# [Goal]
Select each line where the word "данные" appears.

Figure dataset records
-=-=-
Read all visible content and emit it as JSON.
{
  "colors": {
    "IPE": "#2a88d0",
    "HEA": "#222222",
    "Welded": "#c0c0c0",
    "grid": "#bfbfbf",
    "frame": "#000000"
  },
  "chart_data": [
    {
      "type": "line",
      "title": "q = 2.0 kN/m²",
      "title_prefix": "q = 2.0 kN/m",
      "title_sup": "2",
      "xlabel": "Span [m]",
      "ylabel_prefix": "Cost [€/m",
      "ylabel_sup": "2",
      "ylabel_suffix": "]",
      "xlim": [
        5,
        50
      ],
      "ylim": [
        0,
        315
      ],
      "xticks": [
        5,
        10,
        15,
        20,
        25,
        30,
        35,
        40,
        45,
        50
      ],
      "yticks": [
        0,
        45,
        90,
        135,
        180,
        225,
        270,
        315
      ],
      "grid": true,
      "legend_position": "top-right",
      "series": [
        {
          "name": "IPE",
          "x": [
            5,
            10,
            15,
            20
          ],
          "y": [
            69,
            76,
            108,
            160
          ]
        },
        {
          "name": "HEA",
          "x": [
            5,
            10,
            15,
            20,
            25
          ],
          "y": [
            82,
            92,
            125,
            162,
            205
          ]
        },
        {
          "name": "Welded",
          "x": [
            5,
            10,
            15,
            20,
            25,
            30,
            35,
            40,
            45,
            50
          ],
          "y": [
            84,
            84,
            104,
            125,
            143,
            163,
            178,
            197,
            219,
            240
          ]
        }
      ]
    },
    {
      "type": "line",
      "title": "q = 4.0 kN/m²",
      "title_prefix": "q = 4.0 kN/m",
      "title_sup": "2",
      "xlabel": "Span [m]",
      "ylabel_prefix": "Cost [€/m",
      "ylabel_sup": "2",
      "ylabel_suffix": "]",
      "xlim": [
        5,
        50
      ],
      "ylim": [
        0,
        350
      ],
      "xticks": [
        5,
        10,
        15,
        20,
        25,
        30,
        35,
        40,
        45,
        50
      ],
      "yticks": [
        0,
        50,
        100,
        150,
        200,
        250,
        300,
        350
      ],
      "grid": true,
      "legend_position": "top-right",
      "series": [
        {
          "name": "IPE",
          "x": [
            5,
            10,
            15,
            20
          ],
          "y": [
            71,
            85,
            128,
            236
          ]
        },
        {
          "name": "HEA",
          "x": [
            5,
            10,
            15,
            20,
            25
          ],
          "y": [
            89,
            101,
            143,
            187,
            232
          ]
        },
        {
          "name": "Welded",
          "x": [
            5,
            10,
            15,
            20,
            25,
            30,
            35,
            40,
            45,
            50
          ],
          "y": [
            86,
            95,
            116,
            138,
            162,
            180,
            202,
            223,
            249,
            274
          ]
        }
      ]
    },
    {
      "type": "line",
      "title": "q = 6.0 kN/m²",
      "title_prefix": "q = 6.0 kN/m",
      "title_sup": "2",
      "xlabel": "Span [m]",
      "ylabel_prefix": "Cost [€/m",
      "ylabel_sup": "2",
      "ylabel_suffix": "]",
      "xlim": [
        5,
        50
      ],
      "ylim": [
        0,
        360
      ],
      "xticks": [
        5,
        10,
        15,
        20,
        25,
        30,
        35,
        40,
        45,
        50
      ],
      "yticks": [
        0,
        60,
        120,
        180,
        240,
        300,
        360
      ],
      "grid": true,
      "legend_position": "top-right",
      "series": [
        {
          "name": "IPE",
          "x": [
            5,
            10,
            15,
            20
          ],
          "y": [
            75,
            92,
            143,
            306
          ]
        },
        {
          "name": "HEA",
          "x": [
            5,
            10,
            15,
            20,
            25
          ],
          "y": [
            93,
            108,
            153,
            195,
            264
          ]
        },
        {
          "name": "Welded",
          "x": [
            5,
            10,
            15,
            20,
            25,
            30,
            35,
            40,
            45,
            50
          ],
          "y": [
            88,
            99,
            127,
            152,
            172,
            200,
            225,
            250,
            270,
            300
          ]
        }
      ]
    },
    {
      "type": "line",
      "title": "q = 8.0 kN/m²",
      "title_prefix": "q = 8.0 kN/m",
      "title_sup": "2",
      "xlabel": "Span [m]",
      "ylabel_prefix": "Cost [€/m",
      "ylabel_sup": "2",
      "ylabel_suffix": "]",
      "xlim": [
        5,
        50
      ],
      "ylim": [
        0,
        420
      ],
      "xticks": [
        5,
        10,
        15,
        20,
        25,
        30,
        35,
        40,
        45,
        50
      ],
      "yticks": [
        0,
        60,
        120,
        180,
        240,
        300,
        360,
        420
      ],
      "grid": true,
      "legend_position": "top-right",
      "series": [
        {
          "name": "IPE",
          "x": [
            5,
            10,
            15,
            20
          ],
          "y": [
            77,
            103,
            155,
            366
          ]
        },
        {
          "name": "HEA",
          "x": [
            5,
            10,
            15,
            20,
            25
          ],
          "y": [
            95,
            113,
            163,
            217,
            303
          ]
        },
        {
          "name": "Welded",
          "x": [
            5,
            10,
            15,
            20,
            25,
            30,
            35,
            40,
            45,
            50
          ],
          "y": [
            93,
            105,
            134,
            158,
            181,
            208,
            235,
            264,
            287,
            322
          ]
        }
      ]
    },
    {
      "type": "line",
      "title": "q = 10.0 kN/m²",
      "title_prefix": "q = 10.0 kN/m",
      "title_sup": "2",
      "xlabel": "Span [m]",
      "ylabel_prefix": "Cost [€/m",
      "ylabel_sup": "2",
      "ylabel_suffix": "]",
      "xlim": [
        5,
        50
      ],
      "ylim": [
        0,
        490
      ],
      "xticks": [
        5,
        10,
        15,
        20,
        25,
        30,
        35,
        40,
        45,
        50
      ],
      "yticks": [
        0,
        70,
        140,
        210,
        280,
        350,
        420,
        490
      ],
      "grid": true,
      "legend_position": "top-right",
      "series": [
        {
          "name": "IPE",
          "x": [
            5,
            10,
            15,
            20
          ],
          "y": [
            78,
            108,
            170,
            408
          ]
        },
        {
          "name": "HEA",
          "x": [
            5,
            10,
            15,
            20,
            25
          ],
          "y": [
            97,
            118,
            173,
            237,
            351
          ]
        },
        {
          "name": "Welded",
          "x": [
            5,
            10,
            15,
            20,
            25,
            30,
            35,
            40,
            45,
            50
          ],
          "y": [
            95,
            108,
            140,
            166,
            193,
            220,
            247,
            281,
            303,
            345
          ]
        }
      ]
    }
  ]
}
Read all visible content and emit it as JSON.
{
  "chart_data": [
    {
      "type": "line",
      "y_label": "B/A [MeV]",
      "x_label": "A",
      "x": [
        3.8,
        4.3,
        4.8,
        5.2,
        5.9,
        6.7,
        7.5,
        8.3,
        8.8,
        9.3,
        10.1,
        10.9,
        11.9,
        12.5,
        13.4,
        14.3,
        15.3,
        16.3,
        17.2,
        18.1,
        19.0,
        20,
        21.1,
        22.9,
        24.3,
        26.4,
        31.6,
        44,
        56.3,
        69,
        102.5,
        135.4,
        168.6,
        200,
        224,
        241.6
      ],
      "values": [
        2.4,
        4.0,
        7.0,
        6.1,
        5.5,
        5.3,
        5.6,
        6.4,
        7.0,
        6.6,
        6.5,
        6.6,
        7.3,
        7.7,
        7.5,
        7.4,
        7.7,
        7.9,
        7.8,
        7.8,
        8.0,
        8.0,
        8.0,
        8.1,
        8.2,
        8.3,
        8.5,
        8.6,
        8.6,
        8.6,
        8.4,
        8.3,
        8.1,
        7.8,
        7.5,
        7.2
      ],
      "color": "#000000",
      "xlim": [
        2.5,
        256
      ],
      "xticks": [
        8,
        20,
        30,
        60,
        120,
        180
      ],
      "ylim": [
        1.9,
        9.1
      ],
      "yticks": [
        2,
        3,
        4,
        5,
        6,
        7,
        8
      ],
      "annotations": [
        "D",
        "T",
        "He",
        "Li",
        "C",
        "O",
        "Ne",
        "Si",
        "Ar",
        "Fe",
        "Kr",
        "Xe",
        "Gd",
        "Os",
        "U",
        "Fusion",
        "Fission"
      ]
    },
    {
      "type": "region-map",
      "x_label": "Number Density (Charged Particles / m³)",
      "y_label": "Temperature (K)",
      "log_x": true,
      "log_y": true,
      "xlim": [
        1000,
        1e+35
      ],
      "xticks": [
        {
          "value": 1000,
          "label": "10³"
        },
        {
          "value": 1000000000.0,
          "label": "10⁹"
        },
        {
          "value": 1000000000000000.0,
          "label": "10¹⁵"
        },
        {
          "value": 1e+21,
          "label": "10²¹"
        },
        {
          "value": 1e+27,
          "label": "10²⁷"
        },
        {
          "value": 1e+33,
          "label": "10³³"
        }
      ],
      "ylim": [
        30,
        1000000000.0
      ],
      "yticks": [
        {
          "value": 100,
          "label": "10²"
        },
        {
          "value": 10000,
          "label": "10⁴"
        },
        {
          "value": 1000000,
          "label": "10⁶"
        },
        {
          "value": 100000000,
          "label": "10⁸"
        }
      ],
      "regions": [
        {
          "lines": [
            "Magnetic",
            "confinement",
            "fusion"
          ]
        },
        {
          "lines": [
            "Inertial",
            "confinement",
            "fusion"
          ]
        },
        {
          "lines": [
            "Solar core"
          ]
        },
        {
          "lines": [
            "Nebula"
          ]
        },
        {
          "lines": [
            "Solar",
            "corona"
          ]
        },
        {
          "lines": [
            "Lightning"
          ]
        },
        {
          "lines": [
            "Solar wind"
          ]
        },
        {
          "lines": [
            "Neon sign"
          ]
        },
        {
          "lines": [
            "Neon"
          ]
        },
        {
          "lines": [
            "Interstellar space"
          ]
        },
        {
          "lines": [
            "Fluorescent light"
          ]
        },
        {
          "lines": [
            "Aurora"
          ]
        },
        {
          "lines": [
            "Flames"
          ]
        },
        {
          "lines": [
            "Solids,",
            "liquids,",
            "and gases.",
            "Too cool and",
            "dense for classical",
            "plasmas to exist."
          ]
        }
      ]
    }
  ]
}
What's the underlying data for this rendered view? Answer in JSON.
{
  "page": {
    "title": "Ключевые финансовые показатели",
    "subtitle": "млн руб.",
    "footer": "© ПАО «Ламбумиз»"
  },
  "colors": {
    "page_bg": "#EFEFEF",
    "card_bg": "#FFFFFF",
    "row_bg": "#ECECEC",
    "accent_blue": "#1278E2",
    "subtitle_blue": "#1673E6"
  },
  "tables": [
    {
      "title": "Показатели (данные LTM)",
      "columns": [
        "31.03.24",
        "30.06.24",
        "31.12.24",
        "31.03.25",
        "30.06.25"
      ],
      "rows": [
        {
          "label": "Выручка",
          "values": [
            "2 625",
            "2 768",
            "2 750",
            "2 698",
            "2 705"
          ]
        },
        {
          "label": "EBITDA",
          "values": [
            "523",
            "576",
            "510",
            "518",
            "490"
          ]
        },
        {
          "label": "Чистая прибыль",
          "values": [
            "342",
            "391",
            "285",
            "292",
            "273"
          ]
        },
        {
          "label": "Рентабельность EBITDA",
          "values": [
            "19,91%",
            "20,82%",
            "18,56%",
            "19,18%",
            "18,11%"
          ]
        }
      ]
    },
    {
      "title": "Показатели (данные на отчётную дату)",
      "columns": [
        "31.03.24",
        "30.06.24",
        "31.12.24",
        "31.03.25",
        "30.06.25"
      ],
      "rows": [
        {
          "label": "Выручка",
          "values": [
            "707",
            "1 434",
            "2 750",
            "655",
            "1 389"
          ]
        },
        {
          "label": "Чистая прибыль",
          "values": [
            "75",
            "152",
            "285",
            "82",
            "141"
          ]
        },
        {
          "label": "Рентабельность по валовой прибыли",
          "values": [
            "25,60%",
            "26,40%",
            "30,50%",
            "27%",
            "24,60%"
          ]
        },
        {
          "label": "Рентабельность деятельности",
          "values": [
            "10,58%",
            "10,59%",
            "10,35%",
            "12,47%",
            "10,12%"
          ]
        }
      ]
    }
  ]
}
-=-=-
# [Answer below]
      "title": "Показатели (данные LTM)",
      "title": "Показатели (данные на отчётную дату)",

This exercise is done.